Exactly as written, print each record in the listing.
#### SUPPLIED MATERIAL
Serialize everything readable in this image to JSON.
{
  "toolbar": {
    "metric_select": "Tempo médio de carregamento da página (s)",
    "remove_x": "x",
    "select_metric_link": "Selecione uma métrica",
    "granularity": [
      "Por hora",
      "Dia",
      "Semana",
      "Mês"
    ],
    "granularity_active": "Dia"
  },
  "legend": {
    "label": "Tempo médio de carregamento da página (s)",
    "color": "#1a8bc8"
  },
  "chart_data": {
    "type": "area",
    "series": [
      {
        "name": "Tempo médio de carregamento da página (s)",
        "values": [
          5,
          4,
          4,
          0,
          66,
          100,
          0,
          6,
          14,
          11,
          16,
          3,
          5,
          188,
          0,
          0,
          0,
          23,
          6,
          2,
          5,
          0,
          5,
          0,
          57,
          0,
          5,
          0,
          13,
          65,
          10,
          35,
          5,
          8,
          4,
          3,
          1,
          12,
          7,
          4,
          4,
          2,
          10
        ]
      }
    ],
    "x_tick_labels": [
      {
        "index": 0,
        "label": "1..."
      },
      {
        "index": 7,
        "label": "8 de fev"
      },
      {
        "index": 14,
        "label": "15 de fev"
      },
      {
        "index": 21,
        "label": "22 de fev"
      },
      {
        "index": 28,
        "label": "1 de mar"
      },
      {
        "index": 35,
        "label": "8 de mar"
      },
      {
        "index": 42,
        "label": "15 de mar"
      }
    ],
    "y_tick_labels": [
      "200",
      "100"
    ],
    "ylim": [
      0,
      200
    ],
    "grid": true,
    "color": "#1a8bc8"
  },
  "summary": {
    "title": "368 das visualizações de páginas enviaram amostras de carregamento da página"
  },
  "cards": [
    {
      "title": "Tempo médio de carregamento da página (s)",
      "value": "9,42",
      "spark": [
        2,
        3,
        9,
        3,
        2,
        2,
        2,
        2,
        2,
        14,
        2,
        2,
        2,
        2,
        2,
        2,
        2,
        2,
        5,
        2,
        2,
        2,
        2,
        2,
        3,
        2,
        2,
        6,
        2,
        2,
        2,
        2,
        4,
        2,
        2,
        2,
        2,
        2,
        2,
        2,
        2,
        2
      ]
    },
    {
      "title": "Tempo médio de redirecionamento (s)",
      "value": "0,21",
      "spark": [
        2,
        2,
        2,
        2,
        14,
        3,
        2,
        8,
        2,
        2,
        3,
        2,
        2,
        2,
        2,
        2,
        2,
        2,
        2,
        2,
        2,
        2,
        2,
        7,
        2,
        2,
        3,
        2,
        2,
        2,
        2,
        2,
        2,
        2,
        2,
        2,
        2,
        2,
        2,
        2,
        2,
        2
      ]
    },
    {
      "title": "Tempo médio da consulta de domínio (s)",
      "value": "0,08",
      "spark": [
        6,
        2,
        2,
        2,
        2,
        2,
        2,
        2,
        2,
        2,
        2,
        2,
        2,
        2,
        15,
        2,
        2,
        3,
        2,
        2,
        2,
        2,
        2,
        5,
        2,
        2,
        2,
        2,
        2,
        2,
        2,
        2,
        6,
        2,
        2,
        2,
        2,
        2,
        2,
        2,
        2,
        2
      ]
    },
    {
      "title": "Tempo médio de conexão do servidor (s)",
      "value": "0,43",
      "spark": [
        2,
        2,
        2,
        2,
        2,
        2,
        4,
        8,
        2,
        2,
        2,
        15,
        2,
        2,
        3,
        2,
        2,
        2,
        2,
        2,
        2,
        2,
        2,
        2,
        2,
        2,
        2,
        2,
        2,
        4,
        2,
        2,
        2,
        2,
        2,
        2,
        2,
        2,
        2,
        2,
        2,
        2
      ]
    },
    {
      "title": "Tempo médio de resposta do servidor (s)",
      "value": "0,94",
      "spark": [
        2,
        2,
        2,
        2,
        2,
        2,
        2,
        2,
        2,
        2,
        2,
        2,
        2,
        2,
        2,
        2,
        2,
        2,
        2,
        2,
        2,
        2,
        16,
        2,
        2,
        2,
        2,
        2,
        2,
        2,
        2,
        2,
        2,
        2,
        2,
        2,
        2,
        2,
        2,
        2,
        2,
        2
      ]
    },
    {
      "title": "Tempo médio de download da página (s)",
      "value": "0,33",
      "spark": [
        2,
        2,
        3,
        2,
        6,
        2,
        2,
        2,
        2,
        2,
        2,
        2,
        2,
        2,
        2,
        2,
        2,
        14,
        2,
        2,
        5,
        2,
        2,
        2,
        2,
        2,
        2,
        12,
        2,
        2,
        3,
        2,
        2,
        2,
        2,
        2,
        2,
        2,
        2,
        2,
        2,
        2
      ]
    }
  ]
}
########
→ **TASK RESULT**:
Serialize everything readable in this image to JSON.
{
  "toolbar": {
    "metric_select": "Tempo médio de carregamento da página (s)",
    "remove_x": "x",
    "select_metric_link": "Selecione uma métrica",
    "granularity": [
      "Por hora",
      "Dia",
      "Semana",
      "Mês"
    ],
    "granularity_active": "Dia"
  },
  "legend": {
    "label": "Tempo médio de carregamento da página (s)",
    "color": "#1a8bc8"
  },
  "chart_data": {
    "type": "area",
    "series": [
      {
        "name": "Tempo médio de carregamento da página (s)",
        "values": [
          5,
          4,
          4,
          0,
          66,
          100,
          0,
          6,
          14,
          11,
          16,
          3,
          5,
          188,
          0,
          0,
          0,
          23,
          6,
          2,
          5,
          0,
          5,
          0,
          57,
          0,
          5,
          0,
          13,
          65,
          10,
          35,
          5,
          8,
          4,
          3,
          1,
          12,
          7,
          4,
          4,
          2,
          10
        ]
      }
    ],
    "x_tick_labels": [
      {
        "index": 0,
        "label": "1..."
      },
      {
        "index": 7,
        "label": "8 de fev"
      },
      {
        "index": 14,
        "label": "15 de fev"
      },
      {
        "index": 21,
        "label": "22 de fev"
      },
      {
        "index": 28,
        "label": "1 de mar"
      },
      {
        "index": 35,
        "label": "8 de mar"
      },
      {
        "index": 42,
        "label": "15 de mar"
      }
    ],
    "y_tick_labels": [
      "200",
      "100"
    ],
    "ylim": [
      0,
      200
    ],
    "grid": true,
    "color": "#1a8bc8"
  },
  "summary": {
    "title": "368 das visualizações de páginas enviaram amostras de carregamento da página"
  },
  "cards": [
    {
      "title": "Tempo médio de carregamento da página (s)",
      "value": "9,42",
      "spark": [
        2,
        3,
        9,
        3,
        2,
        2,
        2,
        2,
        2,
        14,
        2,
        2,
        2,
        2,
        2,
        2,
        2,
        2,
        5,
        2,
        2,
        2,
        2,
        2,
        3,
        2,
        2,
        6,
        2,
        2,
        2,
        2,
        4,
        2,
        2,
        2,
        2,
        2,
        2,
        2,
        2,
        2
      ]
    },
    {
      "title": "Tempo médio de redirecionamento (s)",
      "value": "0,21",
      "spark": [
        2,
        2,
        2,
        2,
        14,
        3,
        2,
        8,
        2,
        2,
        3,
        2,
        2,
        2,
        2,
        2,
        2,
        2,
        2,
        2,
        2,
        2,
        2,
        7,
        2,
        2,
        3,
        2,
        2,
        2,
        2,
        2,
        2,
        2,
        2,
        2,
        2,
        2,
        2,
        2,
        2,
        2
      ]
    },
    {
      "title": "Tempo médio da consulta de domínio (s)",
      "value": "0,08",
      "spark": [
        6,
        2,
        2,
        2,
        2,
        2,
        2,
        2,
        2,
        2,
        2,
        2,
        2,
        2,
        15,
        2,
        2,
        3,
        2,
        2,
        2,
        2,
        2,
        5,
        2,
        2,
        2,
        2,
        2,
        2,
        2,
        2,
        6,
        2,
        2,
        2,
        2,
        2,
        2,
        2,
        2,
        2
      ]
    },
    {
      "title": "Tempo médio de conexão do servidor (s)",
      "value": "0,43",
      "spark": [
        2,
        2,
        2,
        2,
        2,
        2,
        4,
        8,
        2,
        2,
        2,
        15,
        2,
        2,
        3,
        2,
        2,
        2,
        2,
        2,
        2,
        2,
        2,
        2,
        2,
        2,
        2,
        2,
        2,
        4,
        2,
        2,
        2,
        2,
        2,
        2,
        2,
        2,
        2,
        2,
        2,
        2
      ]
    },
    {
      "title": "Tempo médio de resposta do servidor (s)",
      "value": "0,94",
      "spark": [
        2,
        2,
        2,
        2,
        2,
        2,
        2,
        2,
        2,
        2,
        2,
        2,
        2,
        2,
        2,
        2,
        2,
        2,
        2,
        2,
        2,
        2,
        16,
        2,
        2,
        2,
        2,
        2,
        2,
        2,
        2,
        2,
        2,
        2,
        2,
        2,
        2,
        2,
        2,
        2,
        2,
        2
      ]
    },
    {
      "title": "Tempo médio de download da página (s)",
      "value": "0,33",
      "spark": [
        2,
        2,
        3,
        2,
        6,
        2,
        2,
        2,
        2,
        2,
        2,
        2,
        2,
        2,
        2,
        2,
        2,
        14,
        2,
        2,
        5,
        2,
        2,
        2,
        2,
        2,
        2,
        12,
        2,
        2,
        3,
        2,
        2,
        2,
        2,
        2,
        2,
        2,
        2,
        2,
        2,
        2
      ]
    }
  ]
}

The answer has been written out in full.